━━━━━ Records provided

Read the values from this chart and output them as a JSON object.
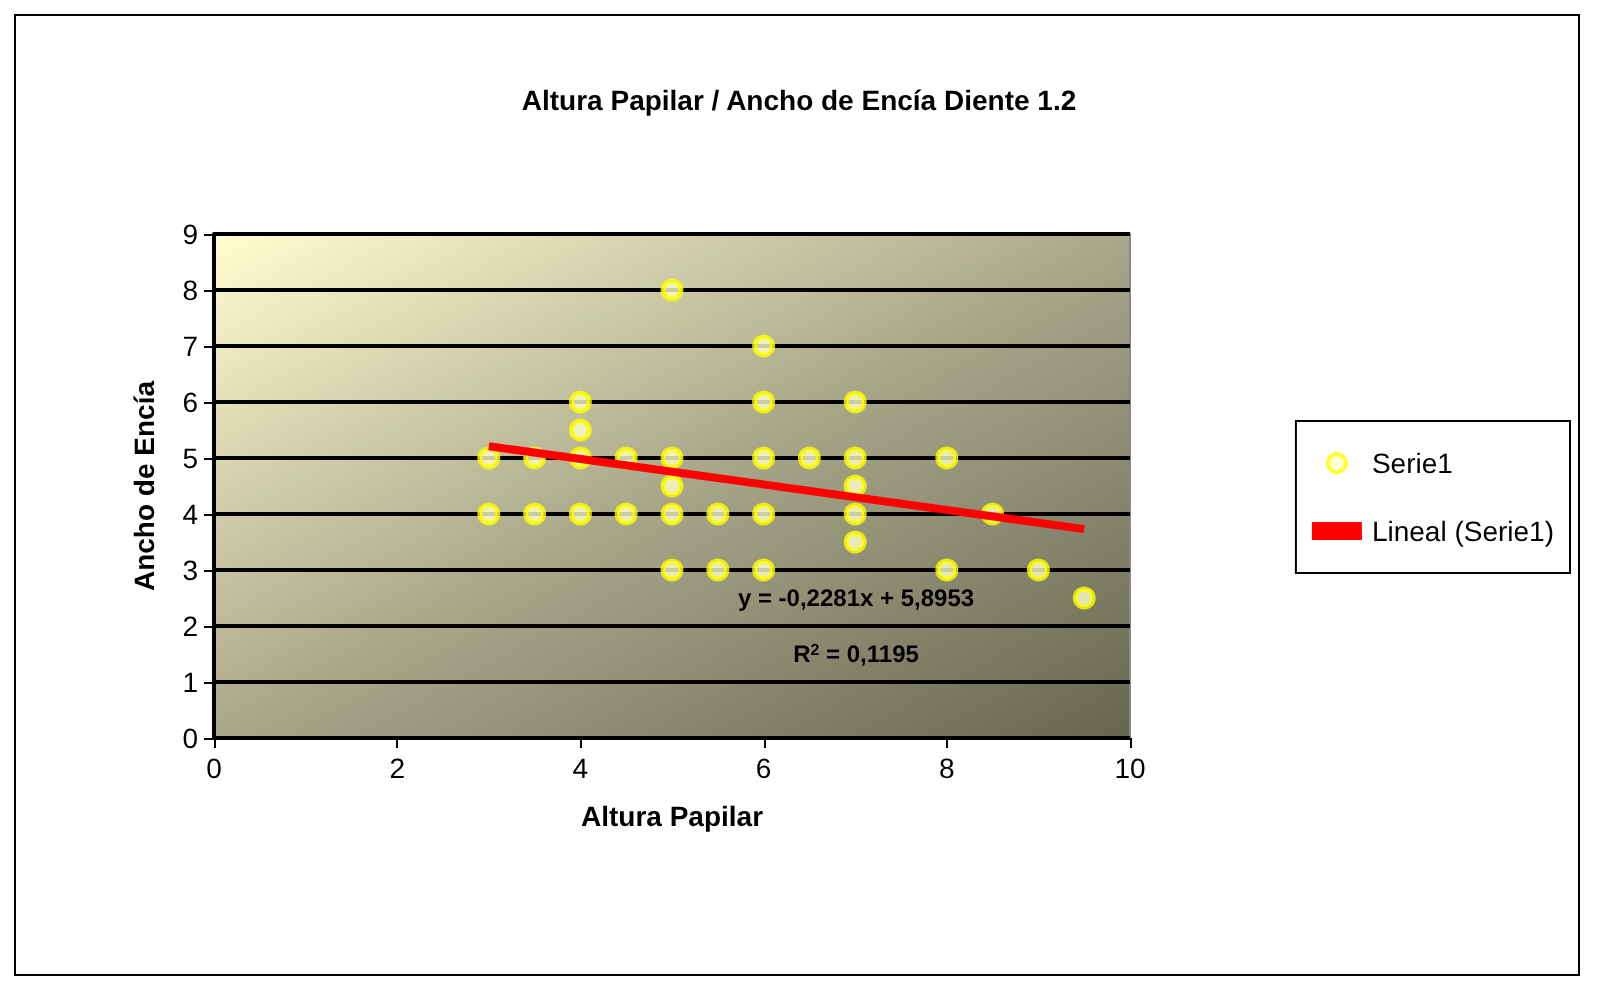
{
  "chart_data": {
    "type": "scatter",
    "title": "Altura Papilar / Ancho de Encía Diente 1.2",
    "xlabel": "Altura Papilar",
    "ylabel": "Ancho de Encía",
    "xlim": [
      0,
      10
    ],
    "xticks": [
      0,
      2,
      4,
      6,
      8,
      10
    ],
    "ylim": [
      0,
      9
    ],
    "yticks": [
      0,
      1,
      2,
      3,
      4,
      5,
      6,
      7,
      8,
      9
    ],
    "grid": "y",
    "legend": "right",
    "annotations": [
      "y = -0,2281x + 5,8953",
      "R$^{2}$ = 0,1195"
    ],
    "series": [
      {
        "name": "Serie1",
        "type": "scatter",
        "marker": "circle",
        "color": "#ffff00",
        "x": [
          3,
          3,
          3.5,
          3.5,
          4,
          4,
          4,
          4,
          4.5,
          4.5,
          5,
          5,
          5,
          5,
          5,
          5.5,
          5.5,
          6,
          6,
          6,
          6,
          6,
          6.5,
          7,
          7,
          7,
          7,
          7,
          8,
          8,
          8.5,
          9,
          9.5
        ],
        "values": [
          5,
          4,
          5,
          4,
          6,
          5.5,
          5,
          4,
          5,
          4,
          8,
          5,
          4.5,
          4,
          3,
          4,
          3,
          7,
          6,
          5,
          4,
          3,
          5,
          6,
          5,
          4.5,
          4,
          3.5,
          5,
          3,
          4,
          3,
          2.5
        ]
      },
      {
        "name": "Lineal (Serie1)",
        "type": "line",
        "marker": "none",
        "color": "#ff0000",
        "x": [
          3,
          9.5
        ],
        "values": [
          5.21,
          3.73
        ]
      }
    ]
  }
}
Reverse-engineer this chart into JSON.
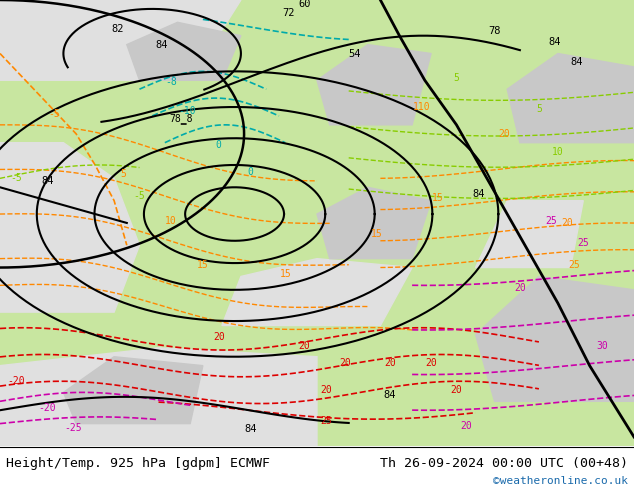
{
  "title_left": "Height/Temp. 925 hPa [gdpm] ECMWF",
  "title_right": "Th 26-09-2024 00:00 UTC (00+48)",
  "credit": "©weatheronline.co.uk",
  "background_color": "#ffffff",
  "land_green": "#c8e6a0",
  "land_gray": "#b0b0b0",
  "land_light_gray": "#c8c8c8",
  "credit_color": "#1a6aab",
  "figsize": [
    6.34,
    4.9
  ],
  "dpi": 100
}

━━━━━━━━━━

[Set problem] Of all the lines in the material above, how many contain the word "Altura"? Give only the count.

[The completed task] 2